## Dataset items
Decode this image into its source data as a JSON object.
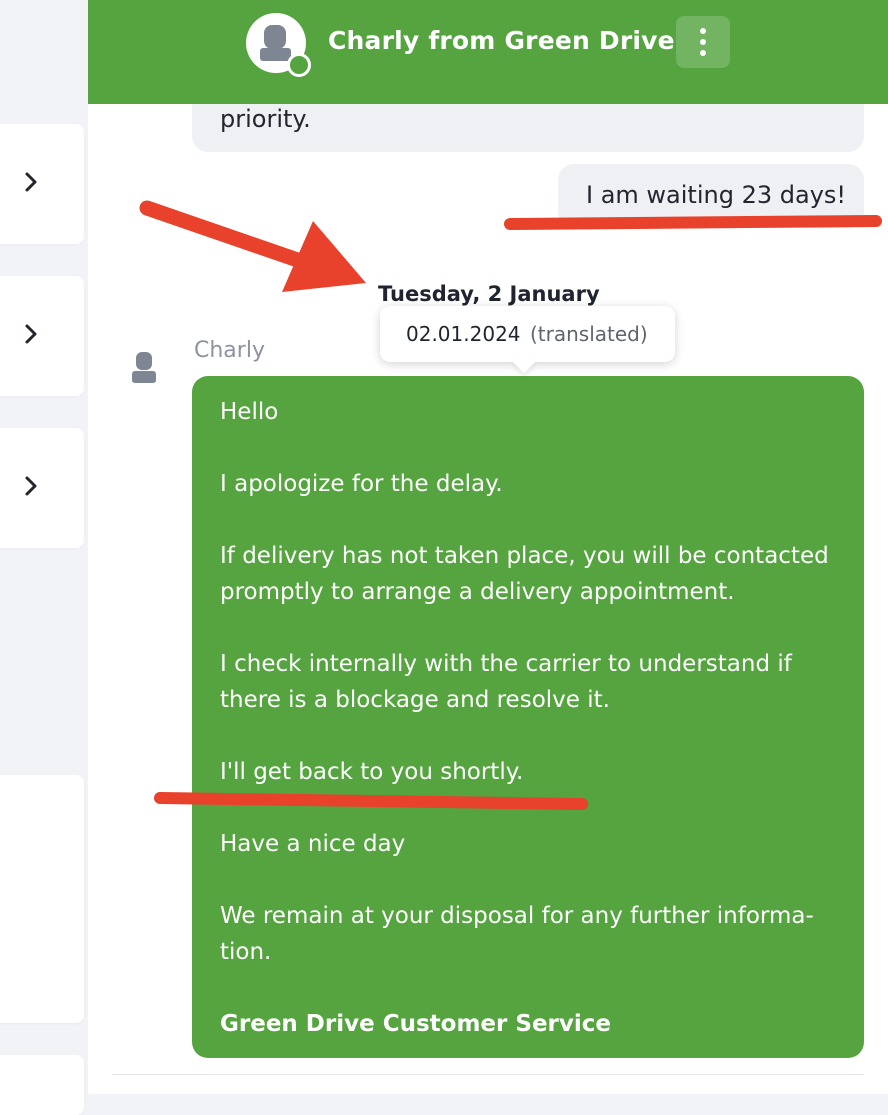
{
  "header": {
    "title": "Charly from Green Drive",
    "avatar_icon": "user-silhouette-icon",
    "menu_icon": "more-vertical-icon",
    "online": true,
    "color": "#55a440"
  },
  "sidebar": {
    "items": [
      {
        "icon": "chevron-right-icon"
      },
      {
        "icon": "chevron-right-icon"
      },
      {
        "icon": "chevron-right-icon"
      }
    ]
  },
  "messages": {
    "previous_incoming_tail": "priority.",
    "outgoing": "I am waiting 23 days!",
    "date_separator": "Tuesday, 2 January",
    "tooltip": {
      "date": "02.01.2024",
      "note": "(translated)"
    },
    "sender": "Charly",
    "reply": {
      "lines": [
        "Hello",
        "I apologize for the delay.",
        "If delivery has not taken place, you will be contacted promptly to arrange a delivery appointment.",
        "I check internally with the carrier to understand if there is a blockage and resolve it.",
        "I'll get back to you shortly.",
        "Have a nice day",
        "We remain at your disposal for any further informa-tion."
      ],
      "signature": "Green Drive Customer Service"
    }
  },
  "annotations": {
    "color": "#e8412c",
    "arrow_icon": "red-arrow-icon"
  }
}
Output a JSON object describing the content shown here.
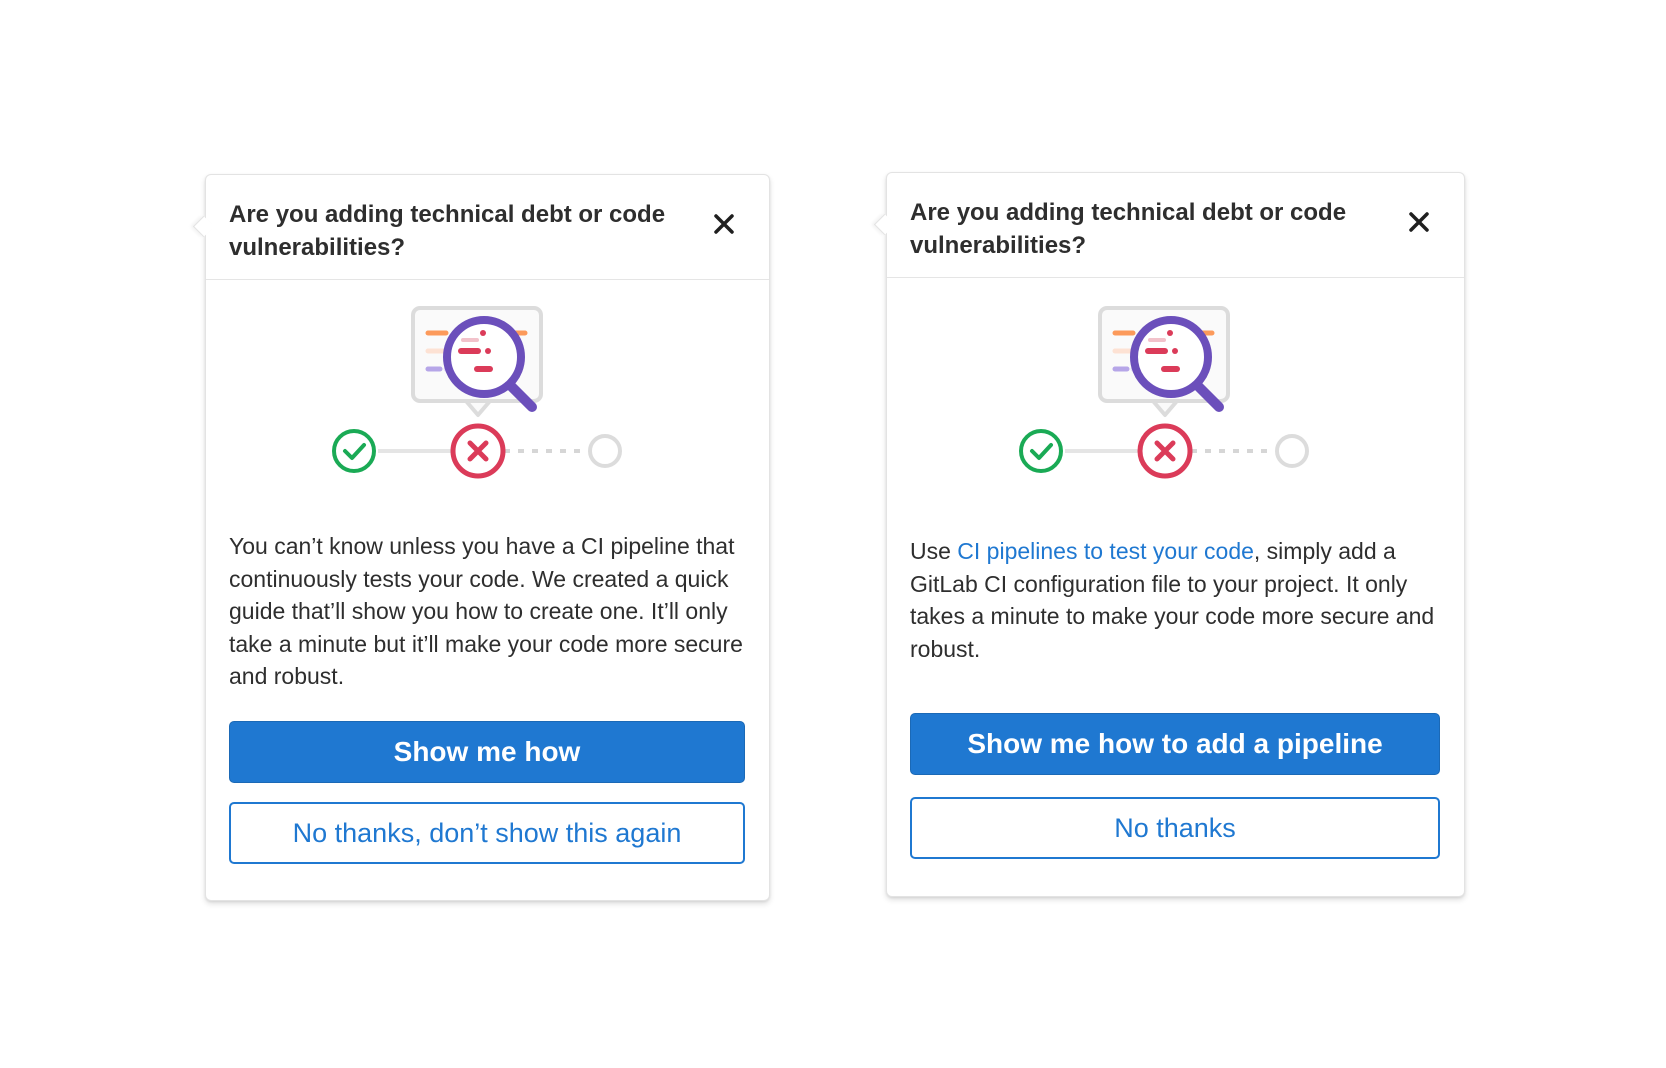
{
  "popover_a": {
    "title": "Are you adding technical debt or code vulnerabilities?",
    "body": "You can’t know unless you have a CI pipeline that continuously tests your code. We created a quick guide that’ll show you how to create one. It’ll only take a minute but it’ll make your code more secure and robust.",
    "primary_label": "Show me how",
    "secondary_label": "No thanks, don’t show this again"
  },
  "popover_b": {
    "title": "Are you adding technical debt or code vulnerabilities?",
    "body_prefix": "Use ",
    "body_link": "CI pipelines to test your code",
    "body_suffix": ", simply add a GitLab CI configuration file to your project. It only takes a minute to make your code more secure and robust.",
    "primary_label": "Show me how to add a pipeline",
    "secondary_label": "No thanks"
  },
  "icons": {
    "close": "close-icon",
    "illustration": "pipeline-magnifier-illustration",
    "passed": "check-circle-icon",
    "failed": "x-circle-icon",
    "pending": "empty-circle-icon"
  },
  "colors": {
    "primary": "#1f78d1",
    "success": "#1aaa55",
    "danger": "#db3b59",
    "purple": "#6b4fbb",
    "orange": "#fc6d26"
  }
}
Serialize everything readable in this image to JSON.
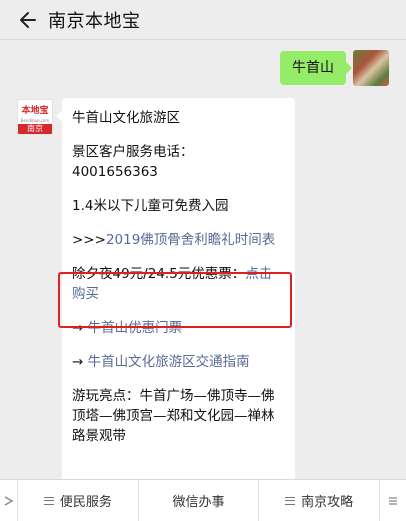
{
  "header": {
    "title": "南京本地宝"
  },
  "chat": {
    "sent_message": "牛首山",
    "bot_avatar": {
      "logo_text": "本地宝",
      "logo_url_text": "Bendibao.com",
      "city": "南京"
    },
    "reply": {
      "line1": "牛首山文化旅游区",
      "phone_label": "景区客户服务电话：",
      "phone_number": "4001656363",
      "children_free": "1.4米以下儿童可免费入园",
      "relic_prefix": ">>>",
      "relic_link": "2019佛顶骨舍利瞻礼时间表",
      "ticket_text": "除夕夜49元/24.5元优惠票：",
      "ticket_link": "点击购买",
      "discount_arrow": "→ ",
      "discount_link": "牛首山优惠门票",
      "traffic_arrow": "→ ",
      "traffic_link": "牛首山文化旅游区交通指南",
      "highlights": "游玩亮点：牛首广场—佛顶寺—佛顶塔—佛顶宫—郑和文化园—禅林路景观带"
    }
  },
  "bottom_menu": {
    "items": [
      "便民服务",
      "微信办事",
      "南京攻略"
    ]
  }
}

## Directions
Reproduce the data verbatim. Do not carry any picture into the copy.

## Output below
Decode this image into its source data as a JSON object.
{
  "header": {
    "title": "Charly from Green Drive",
    "avatar_icon": "user-silhouette-icon",
    "menu_icon": "more-vertical-icon",
    "online": true,
    "color": "#55a440"
  },
  "sidebar": {
    "items": [
      {
        "icon": "chevron-right-icon"
      },
      {
        "icon": "chevron-right-icon"
      },
      {
        "icon": "chevron-right-icon"
      }
    ]
  },
  "messages": {
    "previous_incoming_tail": "priority.",
    "outgoing": "I am waiting 23 days!",
    "date_separator": "Tuesday, 2 January",
    "tooltip": {
      "date": "02.01.2024",
      "note": "(translated)"
    },
    "sender": "Charly",
    "reply": {
      "lines": [
        "Hello",
        "I apologize for the delay.",
        "If delivery has not taken place, you will be contacted promptly to arrange a delivery appointment.",
        "I check internally with the carrier to understand if there is a blockage and resolve it.",
        "I'll get back to you shortly.",
        "Have a nice day",
        "We remain at your disposal for any further informa-tion."
      ],
      "signature": "Green Drive Customer Service"
    }
  },
  "annotations": {
    "color": "#e8412c",
    "arrow_icon": "red-arrow-icon"
  }
}
Output a JSON object describing the content shown here.
{
  "popover_a": {
    "title": "Are you adding technical debt or code vulnerabilities?",
    "body": "You can’t know unless you have a CI pipeline that continuously tests your code. We created a quick guide that’ll show you how to create one. It’ll only take a minute but it’ll make your code more secure and robust.",
    "primary_label": "Show me how",
    "secondary_label": "No thanks, don’t show this again"
  },
  "popover_b": {
    "title": "Are you adding technical debt or code vulnerabilities?",
    "body_prefix": "Use ",
    "body_link": "CI pipelines to test your code",
    "body_suffix": ", simply add a GitLab CI configuration file to your project. It only takes a minute to make your code more secure and robust.",
    "primary_label": "Show me how to add a pipeline",
    "secondary_label": "No thanks"
  },
  "icons": {
    "close": "close-icon",
    "illustration": "pipeline-magnifier-illustration",
    "passed": "check-circle-icon",
    "failed": "x-circle-icon",
    "pending": "empty-circle-icon"
  },
  "colors": {
    "primary": "#1f78d1",
    "success": "#1aaa55",
    "danger": "#db3b59",
    "purple": "#6b4fbb",
    "orange": "#fc6d26"
  }
}
Serialize everything readable in this image to JSON.
{
  "header": {
    "title": "南京本地宝"
  },
  "chat": {
    "sent_message": "牛首山",
    "bot_avatar": {
      "logo_text": "本地宝",
      "logo_url_text": "Bendibao.com",
      "city": "南京"
    },
    "reply": {
      "line1": "牛首山文化旅游区",
      "phone_label": "景区客户服务电话：",
      "phone_number": "4001656363",
      "children_free": "1.4米以下儿童可免费入园",
      "relic_prefix": ">>>",
      "relic_link": "2019佛顶骨舍利瞻礼时间表",
      "ticket_text": "除夕夜49元/24.5元优惠票：",
      "ticket_link": "点击购买",
      "discount_arrow": "→ ",
      "discount_link": "牛首山优惠门票",
      "traffic_arrow": "→ ",
      "traffic_link": "牛首山文化旅游区交通指南",
      "highlights": "游玩亮点：牛首广场—佛顶寺—佛顶塔—佛顶宫—郑和文化园—禅林路景观带"
    }
  },
  "bottom_menu": {
    "items": [
      "便民服务",
      "微信办事",
      "南京攻略"
    ]
  }
}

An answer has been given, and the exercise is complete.